▶ _AIM_
Send back the entries below exactly as they appear.

▶ _THE DATA_
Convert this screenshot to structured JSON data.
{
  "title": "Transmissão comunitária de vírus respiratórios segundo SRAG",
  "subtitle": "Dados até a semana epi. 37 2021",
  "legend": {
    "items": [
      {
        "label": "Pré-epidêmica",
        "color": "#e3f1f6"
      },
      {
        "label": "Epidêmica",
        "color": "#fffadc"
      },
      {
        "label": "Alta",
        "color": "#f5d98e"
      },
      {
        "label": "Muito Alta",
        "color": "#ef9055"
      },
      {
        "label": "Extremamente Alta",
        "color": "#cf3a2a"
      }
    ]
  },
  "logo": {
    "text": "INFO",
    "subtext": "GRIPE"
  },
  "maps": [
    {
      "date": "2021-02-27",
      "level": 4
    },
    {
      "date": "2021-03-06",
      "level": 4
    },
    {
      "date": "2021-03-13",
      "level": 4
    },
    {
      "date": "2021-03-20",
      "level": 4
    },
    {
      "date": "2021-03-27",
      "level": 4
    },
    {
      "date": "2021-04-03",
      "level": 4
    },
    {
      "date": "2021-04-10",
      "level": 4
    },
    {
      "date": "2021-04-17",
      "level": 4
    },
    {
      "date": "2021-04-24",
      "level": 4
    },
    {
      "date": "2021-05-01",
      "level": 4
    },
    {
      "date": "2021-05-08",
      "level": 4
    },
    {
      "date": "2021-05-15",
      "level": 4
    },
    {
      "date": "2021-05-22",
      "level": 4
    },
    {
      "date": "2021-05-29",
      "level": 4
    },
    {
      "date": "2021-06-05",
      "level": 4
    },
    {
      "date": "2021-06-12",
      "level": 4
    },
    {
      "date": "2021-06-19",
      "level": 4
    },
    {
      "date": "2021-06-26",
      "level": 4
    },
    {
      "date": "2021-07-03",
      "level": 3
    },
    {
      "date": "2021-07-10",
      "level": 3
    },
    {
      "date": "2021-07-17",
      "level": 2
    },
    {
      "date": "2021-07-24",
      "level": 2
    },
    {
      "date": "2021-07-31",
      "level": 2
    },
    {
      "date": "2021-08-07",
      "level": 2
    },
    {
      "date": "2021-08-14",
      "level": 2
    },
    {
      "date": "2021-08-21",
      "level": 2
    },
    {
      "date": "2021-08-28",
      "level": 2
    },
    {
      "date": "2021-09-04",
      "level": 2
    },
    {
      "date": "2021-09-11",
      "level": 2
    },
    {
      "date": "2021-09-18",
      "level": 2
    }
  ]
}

▶ _OUTPUT FOR THIS TASK_
Convert this screenshot to structured JSON data.
{
  "title": "Transmissão comunitária de vírus respiratórios segundo SRAG",
  "subtitle": "Dados até a semana epi. 37 2021",
  "legend": {
    "items": [
      {
        "label": "Pré-epidêmica",
        "color": "#e3f1f6"
      },
      {
        "label": "Epidêmica",
        "color": "#fffadc"
      },
      {
        "label": "Alta",
        "color": "#f5d98e"
      },
      {
        "label": "Muito Alta",
        "color": "#ef9055"
      },
      {
        "label": "Extremamente Alta",
        "color": "#cf3a2a"
      }
    ]
  },
  "logo": {
    "text": "INFO",
    "subtext": "GRIPE"
  },
  "maps": [
    {
      "date": "2021-02-27",
      "level": 4
    },
    {
      "date": "2021-03-06",
      "level": 4
    },
    {
      "date": "2021-03-13",
      "level": 4
    },
    {
      "date": "2021-03-20",
      "level": 4
    },
    {
      "date": "2021-03-27",
      "level": 4
    },
    {
      "date": "2021-04-03",
      "level": 4
    },
    {
      "date": "2021-04-10",
      "level": 4
    },
    {
      "date": "2021-04-17",
      "level": 4
    },
    {
      "date": "2021-04-24",
      "level": 4
    },
    {
      "date": "2021-05-01",
      "level": 4
    },
    {
      "date": "2021-05-08",
      "level": 4
    },
    {
      "date": "2021-05-15",
      "level": 4
    },
    {
      "date": "2021-05-22",
      "level": 4
    },
    {
      "date": "2021-05-29",
      "level": 4
    },
    {
      "date": "2021-06-05",
      "level": 4
    },
    {
      "date": "2021-06-12",
      "level": 4
    },
    {
      "date": "2021-06-19",
      "level": 4
    },
    {
      "date": "2021-06-26",
      "level": 4
    },
    {
      "date": "2021-07-03",
      "level": 3
    },
    {
      "date": "2021-07-10",
      "level": 3
    },
    {
      "date": "2021-07-17",
      "level": 2
    },
    {
      "date": "2021-07-24",
      "level": 2
    },
    {
      "date": "2021-07-31",
      "level": 2
    },
    {
      "date": "2021-08-07",
      "level": 2
    },
    {
      "date": "2021-08-14",
      "level": 2
    },
    {
      "date": "2021-08-21",
      "level": 2
    },
    {
      "date": "2021-08-28",
      "level": 2
    },
    {
      "date": "2021-09-04",
      "level": 2
    },
    {
      "date": "2021-09-11",
      "level": 2
    },
    {
      "date": "2021-09-18",
      "level": 2
    }
  ]
}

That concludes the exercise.